**Work instructions**
List each line of the data that holds the word "years".

— START OF Exercise material —

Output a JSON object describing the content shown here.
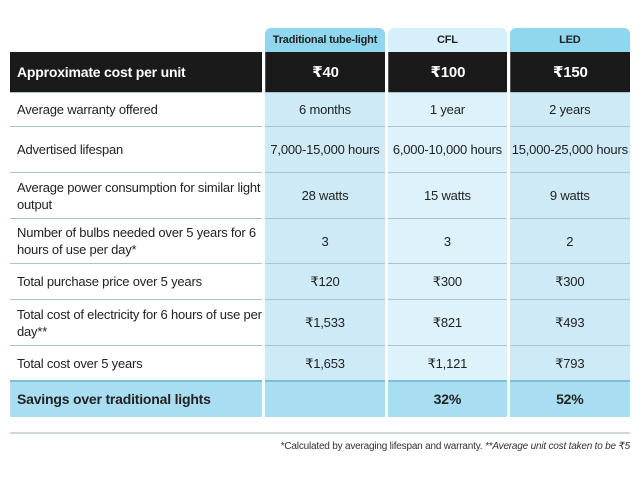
{
  "header": {
    "columns": [
      "Traditional tube-light",
      "CFL",
      "LED"
    ]
  },
  "cost_row": {
    "label": "Approximate cost per unit",
    "values": [
      "₹40",
      "₹100",
      "₹150"
    ]
  },
  "rows": [
    {
      "label": "Average warranty offered",
      "values": [
        "6 months",
        "1 year",
        "2 years"
      ]
    },
    {
      "label": "Advertised lifespan",
      "values": [
        "7,000-15,000 hours",
        "6,000-10,000 hours",
        "15,000-25,000 hours"
      ]
    },
    {
      "label": "Average power consumption for similar light output",
      "values": [
        "28 watts",
        "15 watts",
        "9 watts"
      ]
    },
    {
      "label": "Number of bulbs needed over 5 years for 6 hours of use per day*",
      "values": [
        "3",
        "3",
        "2"
      ]
    },
    {
      "label": "Total purchase price over 5 years",
      "values": [
        "₹120",
        "₹300",
        "₹300"
      ]
    },
    {
      "label": "Total cost of electricity for 6 hours of use per day**",
      "values": [
        "₹1,533",
        "₹821",
        "₹493"
      ]
    },
    {
      "label": "Total cost over 5 years",
      "values": [
        "₹1,653",
        "₹1,121",
        "₹793"
      ]
    }
  ],
  "savings_row": {
    "label": "Savings over traditional lights",
    "values": [
      "",
      "32%",
      "52%"
    ]
  },
  "footnote": {
    "first": "*Calculated by averaging lifespan and warranty.",
    "second": "**Average unit cost taken to be ₹5"
  }
}
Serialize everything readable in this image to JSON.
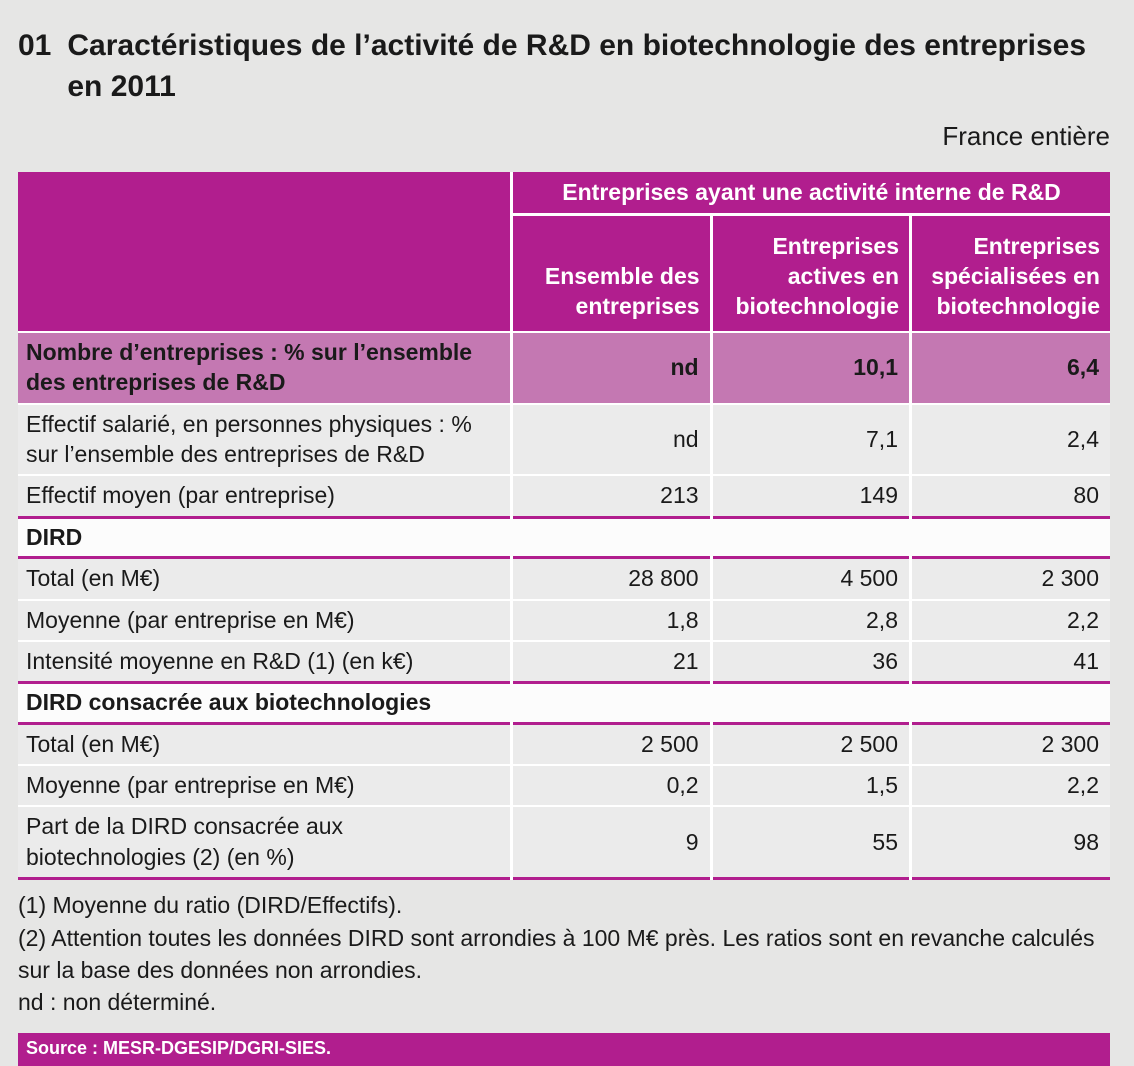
{
  "page": {
    "figure_number": "01",
    "title": "Caractéristiques de l’activité de R&D en biotechnologie des entreprises en 2011",
    "region_label": "France entière"
  },
  "table": {
    "header_span": "Entreprises ayant une activité interne de R&D",
    "columns": [
      "Ensemble des entreprises",
      "Entreprises actives en biotechnologie",
      "Entreprises spécialisées en biotechnologie"
    ],
    "rows": [
      {
        "type": "highlight",
        "label": "Nombre d’entreprises : % sur l’ensemble des entreprises de R&D",
        "values": [
          "nd",
          "10,1",
          "6,4"
        ]
      },
      {
        "type": "tall",
        "label": "Effectif salarié, en personnes physiques : % sur l’ensemble des entreprises de R&D",
        "values": [
          "nd",
          "7,1",
          "2,4"
        ]
      },
      {
        "type": "data",
        "label": "Effectif moyen (par entreprise)",
        "values": [
          "213",
          "149",
          "80"
        ]
      },
      {
        "type": "section",
        "label": "DIRD"
      },
      {
        "type": "data",
        "label": "Total (en M€)",
        "values": [
          "28 800",
          "4 500",
          "2 300"
        ]
      },
      {
        "type": "data",
        "label": "Moyenne (par entreprise en M€)",
        "values": [
          "1,8",
          "2,8",
          "2,2"
        ]
      },
      {
        "type": "data",
        "label": "Intensité moyenne en R&D (1) (en k€)",
        "values": [
          "21",
          "36",
          "41"
        ]
      },
      {
        "type": "section",
        "label": "DIRD consacrée aux biotechnologies"
      },
      {
        "type": "data",
        "label": "Total (en M€)",
        "values": [
          "2 500",
          "2 500",
          "2 300"
        ]
      },
      {
        "type": "data",
        "label": "Moyenne (par entreprise en M€)",
        "values": [
          "0,2",
          "1,5",
          "2,2"
        ]
      },
      {
        "type": "tall",
        "label": "Part de la DIRD consacrée aux biotechnologies (2) (en %)",
        "values": [
          "9",
          "55",
          "98"
        ]
      }
    ],
    "footnotes": [
      "(1) Moyenne du ratio (DIRD/Effectifs).",
      "(2) Attention toutes les données DIRD sont arrondies à 100 M€ près. Les ratios sont en revanche calculés sur la base des données non arrondies.",
      "nd : non déterminé."
    ],
    "source": "Source : MESR-DGESIP/DGRI-SIES."
  },
  "colors": {
    "magenta": "#b11e8e",
    "light_magenta": "#c478b2",
    "row_bg": "#ebebeb",
    "page_bg": "#e6e6e5",
    "section_bg": "#fcfcfc"
  }
}
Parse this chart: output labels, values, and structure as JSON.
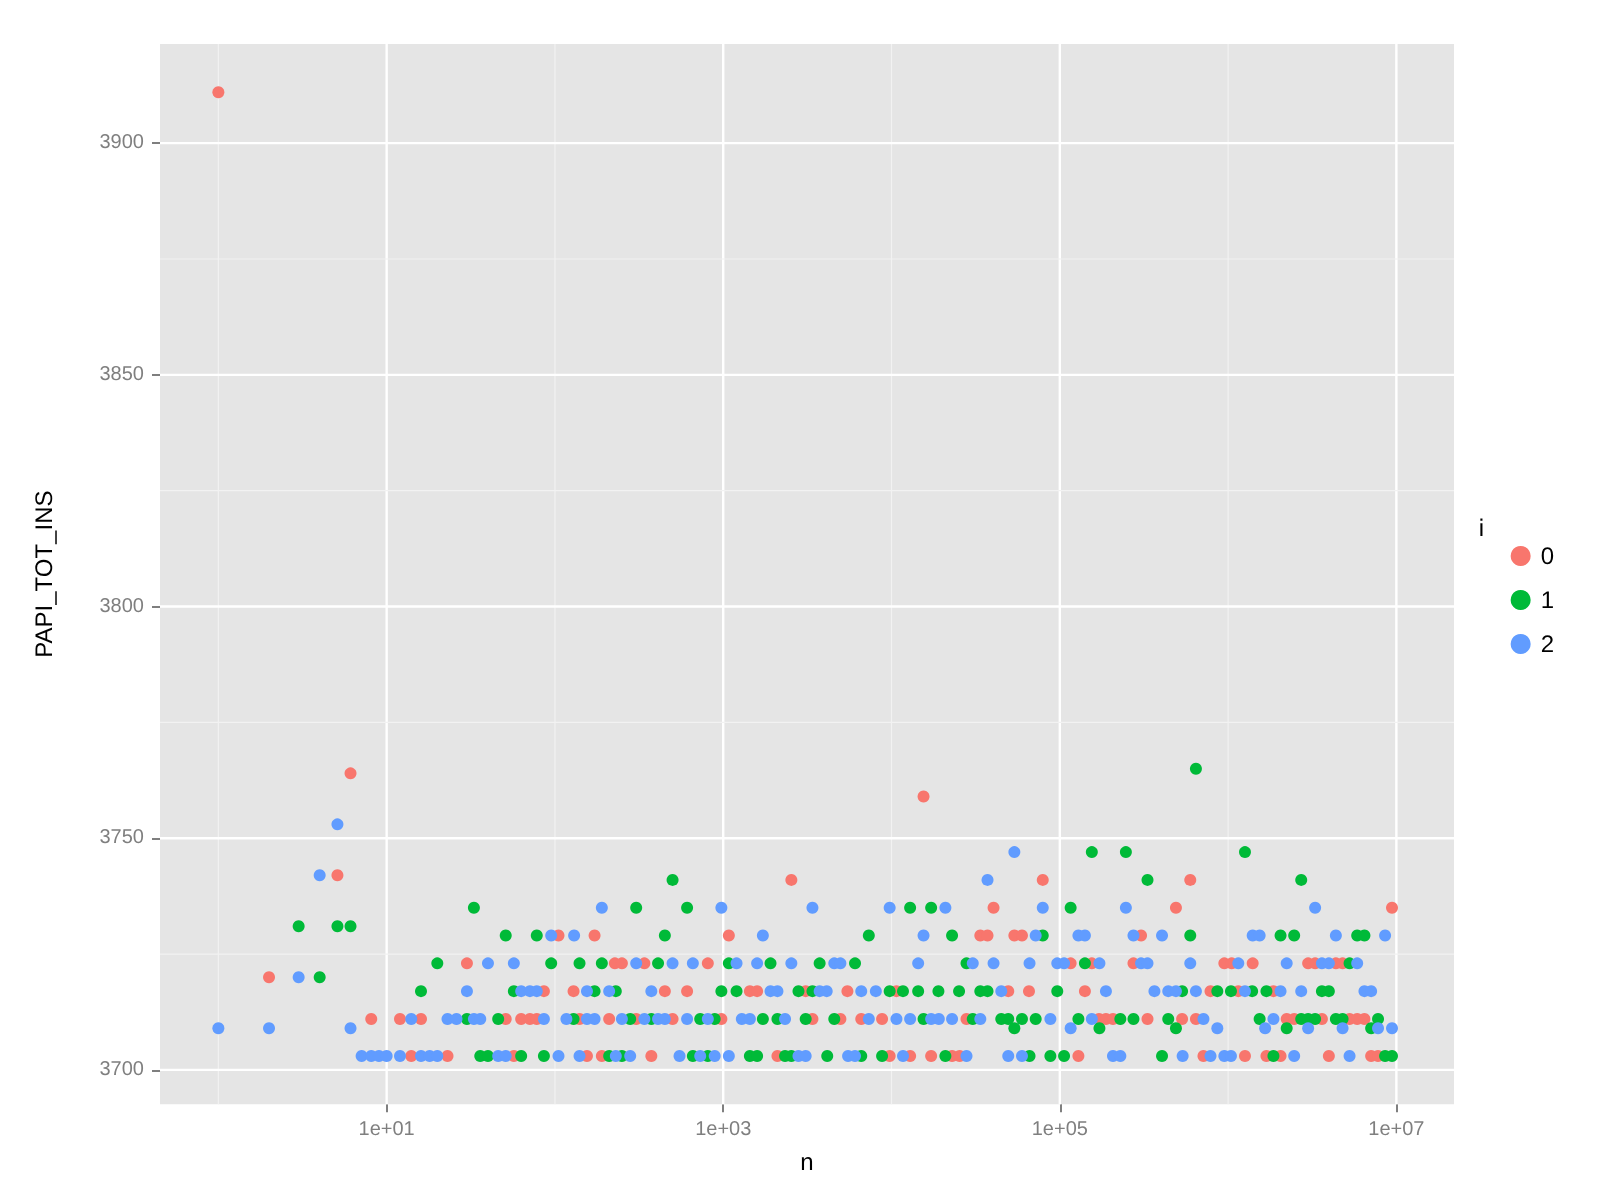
{
  "chart_data": {
    "type": "scatter",
    "xlabel": "n",
    "ylabel": "PAPI_TOT_INS",
    "legend_title": "i",
    "legend": "right",
    "grid": true,
    "marker": "circle",
    "log": "x",
    "xlim": [
      0.45,
      22000000
    ],
    "ylim": [
      3692.6,
      3921.4
    ],
    "xticks": [
      {
        "value": 1,
        "label": null
      },
      {
        "value": 10,
        "label": "1e+01"
      },
      {
        "value": 100,
        "label": null
      },
      {
        "value": 1000,
        "label": "1e+03"
      },
      {
        "value": 10000,
        "label": null
      },
      {
        "value": 100000,
        "label": "1e+05"
      },
      {
        "value": 1000000,
        "label": null
      },
      {
        "value": 10000000,
        "label": "1e+07"
      }
    ],
    "yticks": [
      3700,
      {
        "value": 3725,
        "label": null
      },
      3750,
      {
        "value": 3775,
        "label": null
      },
      3800,
      {
        "value": 3825,
        "label": null
      },
      3850,
      {
        "value": 3875,
        "label": null
      },
      3900
    ],
    "series": [
      {
        "name": "0",
        "color": "#f8766d",
        "x": [
          1,
          6.1,
          5.1,
          30,
          2,
          86,
          8.1,
          12,
          16,
          51,
          63,
          71,
          78,
          14,
          23,
          57,
          15500,
          2540,
          105,
          172,
          1080,
          33700,
          37200,
          227,
          250,
          340,
          810,
          129,
          450,
          610,
          1440,
          1590,
          3090,
          5470,
          10700,
          140,
          210,
          304,
          500,
          975,
          3390,
          4970,
          6610,
          8790,
          27900,
          155,
          190,
          374,
          2100,
          9750,
          12900,
          17200,
          22900,
          25400,
          79200,
          596000,
          40400,
          490000,
          9420000,
          53700,
          59600,
          304000,
          116000,
          155000,
          274000,
          950000,
          1050000,
          1400000,
          2990000,
          3290000,
          4370000,
          4790000,
          49400,
          65600,
          141000,
          786000,
          1150000,
          1860000,
          171000,
          188000,
          207000,
          332000,
          533000,
          644000,
          2230000,
          2470000,
          3610000,
          5270000,
          5850000,
          6460000,
          129000,
          714000,
          1260000,
          1690000,
          2050000,
          3970000,
          7080000,
          7780000
        ],
        "values": [
          3911,
          3764,
          3742,
          3723,
          3720,
          3717,
          3711,
          3711,
          3711,
          3711,
          3711,
          3711,
          3711,
          3703,
          3703,
          3703,
          3759,
          3741,
          3729,
          3729,
          3729,
          3729,
          3729,
          3723,
          3723,
          3723,
          3723,
          3717,
          3717,
          3717,
          3717,
          3717,
          3717,
          3717,
          3717,
          3711,
          3711,
          3711,
          3711,
          3711,
          3711,
          3711,
          3711,
          3711,
          3711,
          3703,
          3703,
          3703,
          3703,
          3703,
          3703,
          3703,
          3703,
          3703,
          3741,
          3741,
          3735,
          3735,
          3735,
          3729,
          3729,
          3729,
          3723,
          3723,
          3723,
          3723,
          3723,
          3723,
          3723,
          3723,
          3723,
          3723,
          3717,
          3717,
          3717,
          3717,
          3717,
          3717,
          3711,
          3711,
          3711,
          3711,
          3711,
          3711,
          3711,
          3711,
          3711,
          3711,
          3711,
          3711,
          3703,
          3703,
          3703,
          3703,
          3703,
          3703,
          3703,
          3703
        ]
      },
      {
        "name": "1",
        "color": "#00ba38",
        "x": [
          3,
          5.1,
          6.1,
          33,
          51,
          78,
          20,
          95,
          4,
          16,
          57,
          30,
          46,
          36,
          40,
          63,
          86,
          500,
          304,
          610,
          12900,
          17200,
          450,
          7330,
          22900,
          140,
          190,
          410,
          1080,
          1910,
          3740,
          6070,
          27900,
          172,
          230,
          975,
          1200,
          2800,
          3390,
          9750,
          11700,
          14400,
          19000,
          25200,
          33700,
          37200,
          129,
          280,
          374,
          730,
          890,
          1720,
          2100,
          3090,
          4570,
          15500,
          30400,
          210,
          250,
          660,
          810,
          1440,
          1590,
          2330,
          2540,
          4150,
          6610,
          8790,
          20900,
          644000,
          155000,
          247000,
          1260000,
          332000,
          2720000,
          116000,
          79200,
          596000,
          2050000,
          2470000,
          5850000,
          6460000,
          141000,
          5270000,
          96600,
          533000,
          863000,
          1040000,
          1390000,
          1690000,
          3610000,
          3970000,
          44900,
          49400,
          59600,
          71900,
          129000,
          229000,
          274000,
          441000,
          1540000,
          2720000,
          2990000,
          3290000,
          4370000,
          4790000,
          7780000,
          53700,
          172000,
          490000,
          2230000,
          7080000,
          66100,
          87900,
          106000,
          405000,
          1860000,
          8570000,
          9420000
        ],
        "values": [
          3731,
          3731,
          3731,
          3735,
          3729,
          3729,
          3723,
          3723,
          3720,
          3717,
          3717,
          3711,
          3711,
          3703,
          3703,
          3703,
          3703,
          3741,
          3735,
          3735,
          3735,
          3735,
          3729,
          3729,
          3729,
          3723,
          3723,
          3723,
          3723,
          3723,
          3723,
          3723,
          3723,
          3717,
          3717,
          3717,
          3717,
          3717,
          3717,
          3717,
          3717,
          3717,
          3717,
          3717,
          3717,
          3717,
          3711,
          3711,
          3711,
          3711,
          3711,
          3711,
          3711,
          3711,
          3711,
          3711,
          3711,
          3703,
          3703,
          3703,
          3703,
          3703,
          3703,
          3703,
          3703,
          3703,
          3703,
          3703,
          3703,
          3765,
          3747,
          3747,
          3747,
          3741,
          3741,
          3735,
          3729,
          3729,
          3729,
          3729,
          3729,
          3729,
          3723,
          3723,
          3717,
          3717,
          3717,
          3717,
          3717,
          3717,
          3717,
          3717,
          3711,
          3711,
          3711,
          3711,
          3711,
          3711,
          3711,
          3711,
          3711,
          3711,
          3711,
          3711,
          3711,
          3711,
          3711,
          3709,
          3709,
          3709,
          3709,
          3709,
          3703,
          3703,
          3703,
          3703,
          3703,
          3703,
          3703
        ]
      },
      {
        "name": "2",
        "color": "#619cff",
        "x": [
          1,
          2,
          6.1,
          5.1,
          4,
          3,
          95,
          40,
          57,
          30,
          63,
          71,
          78,
          14,
          23,
          26,
          33,
          36,
          86,
          7.1,
          8.1,
          9,
          10,
          12,
          16,
          18,
          20,
          46,
          51,
          37200,
          190,
          975,
          3390,
          9750,
          20900,
          130,
          1720,
          15500,
          304,
          500,
          660,
          1200,
          1590,
          2540,
          4570,
          4970,
          14400,
          30400,
          155,
          210,
          374,
          1910,
          2100,
          3740,
          4120,
          6610,
          8070,
          117,
          155,
          172,
          250,
          340,
          410,
          450,
          610,
          810,
          1290,
          1440,
          2330,
          7330,
          10700,
          12900,
          17200,
          19100,
          22900,
          33700,
          105,
          140,
          230,
          280,
          550,
          730,
          890,
          1080,
          2800,
          3090,
          5520,
          6070,
          11700,
          27900,
          53700,
          79200,
          247000,
          3290000,
          71900,
          129000,
          141000,
          274000,
          405000,
          1400000,
          1540000,
          4370000,
          8570000,
          40400,
          66100,
          96600,
          106000,
          172000,
          304000,
          332000,
          596000,
          1150000,
          2230000,
          3610000,
          3970000,
          5850000,
          44900,
          188000,
          365000,
          441000,
          490000,
          644000,
          1260000,
          2050000,
          2720000,
          6460000,
          7080000,
          87900,
          155000,
          714000,
          1860000,
          116000,
          863000,
          1660000,
          2990000,
          4790000,
          7780000,
          9420000,
          49400,
          59600,
          207000,
          229000,
          537000,
          786000,
          950000,
          1040000,
          2470000,
          5270000
        ],
        "values": [
          3709,
          3709,
          3709,
          3753,
          3742,
          3720,
          3729,
          3723,
          3723,
          3717,
          3717,
          3717,
          3717,
          3711,
          3711,
          3711,
          3711,
          3711,
          3711,
          3703,
          3703,
          3703,
          3703,
          3703,
          3703,
          3703,
          3703,
          3703,
          3703,
          3741,
          3735,
          3735,
          3735,
          3735,
          3735,
          3729,
          3729,
          3729,
          3723,
          3723,
          3723,
          3723,
          3723,
          3723,
          3723,
          3723,
          3723,
          3723,
          3717,
          3717,
          3717,
          3717,
          3717,
          3717,
          3717,
          3717,
          3717,
          3711,
          3711,
          3711,
          3711,
          3711,
          3711,
          3711,
          3711,
          3711,
          3711,
          3711,
          3711,
          3711,
          3711,
          3711,
          3711,
          3711,
          3711,
          3711,
          3703,
          3703,
          3703,
          3703,
          3703,
          3703,
          3703,
          3703,
          3703,
          3703,
          3703,
          3703,
          3703,
          3703,
          3747,
          3735,
          3735,
          3735,
          3729,
          3729,
          3729,
          3729,
          3729,
          3729,
          3729,
          3729,
          3729,
          3723,
          3723,
          3723,
          3723,
          3723,
          3723,
          3723,
          3723,
          3723,
          3723,
          3723,
          3723,
          3723,
          3717,
          3717,
          3717,
          3717,
          3717,
          3717,
          3717,
          3717,
          3717,
          3717,
          3717,
          3711,
          3711,
          3711,
          3711,
          3709,
          3709,
          3709,
          3709,
          3709,
          3709,
          3709,
          3703,
          3703,
          3703,
          3703,
          3703,
          3703,
          3703,
          3703,
          3703,
          3703
        ]
      }
    ]
  }
}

— END OF Exercise material —

**Exercise result**
        "2 years"
      "label": "Number of bulbs needed over 5 years for 6 hours of use per day*",
      "label": "Total purchase price over 5 years",
      "label": "Total cost over 5 years",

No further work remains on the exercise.